**Dataset records**
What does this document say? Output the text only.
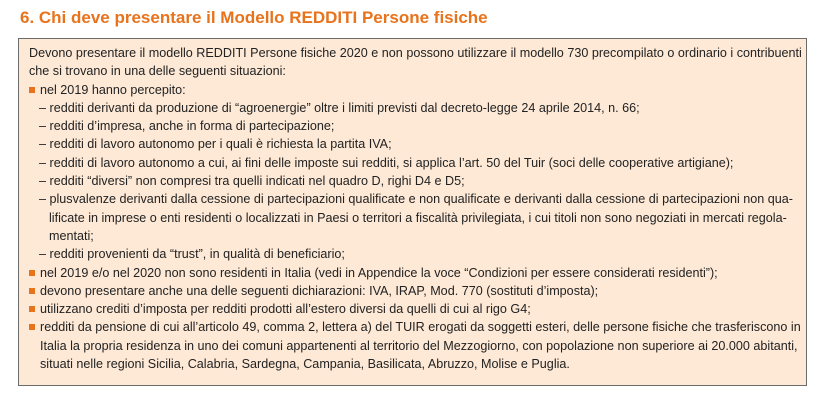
6. Chi deve presentare il Modello REDDITI Persone fisiche
Devono presentare il modello REDDITI Persone fisiche 2020 e non possono utilizzare il modello 730 precompilato o ordinario i contribuenti
che si trovano in una delle seguenti situazioni:
nel 2019 hanno percepito:
– redditi derivanti da produzione di “agroenergie” oltre i limiti previsti dal decreto-legge 24 aprile 2014, n. 66;
– redditi d’impresa, anche in forma di partecipazione;
– redditi di lavoro autonomo per i quali è richiesta la partita IVA;
– redditi di lavoro autonomo a cui, ai fini delle imposte sui redditi, si applica l’art. 50 del Tuir (soci delle cooperative artigiane);
– redditi “diversi” non compresi tra quelli indicati nel quadro D, righi D4 e D5;
– plusvalenze derivanti dalla cessione di partecipazioni qualificate e non qualificate e derivanti dalla cessione di partecipazioni non qua-
lificate in imprese o enti residenti o localizzati in Paesi o territori a fiscalità privilegiata, i cui titoli non sono negoziati in mercati regola-
mentati;
– redditi provenienti da “trust”, in qualità di beneficiario;
nel 2019 e/o nel 2020 non sono residenti in Italia (vedi in Appendice la voce “Condizioni per essere considerati residenti”);
devono presentare anche una delle seguenti dichiarazioni: IVA, IRAP, Mod. 770 (sostituti d’imposta);
utilizzano crediti d’imposta per redditi prodotti all’estero diversi da quelli di cui al rigo G4;
redditi da pensione di cui all’articolo 49, comma 2, lettera a) del TUIR erogati da soggetti esteri, delle persone fisiche che trasferiscono in
Italia la propria residenza in uno dei comuni appartenenti al territorio del Mezzogiorno, con popolazione non superiore ai 20.000 abitanti,
situati nelle regioni Sicilia, Calabria, Sardegna, Campania, Basilicata, Abruzzo, Molise e Puglia.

**What is needed**
For the listing above, identify each line bearing "quelli".

**Solution below**
– redditi “diversi” non compresi tra quelli indicati nel quadro D, righi D4 e D5;
utilizzano crediti d’imposta per redditi prodotti all’estero diversi da quelli di cui al rigo G4;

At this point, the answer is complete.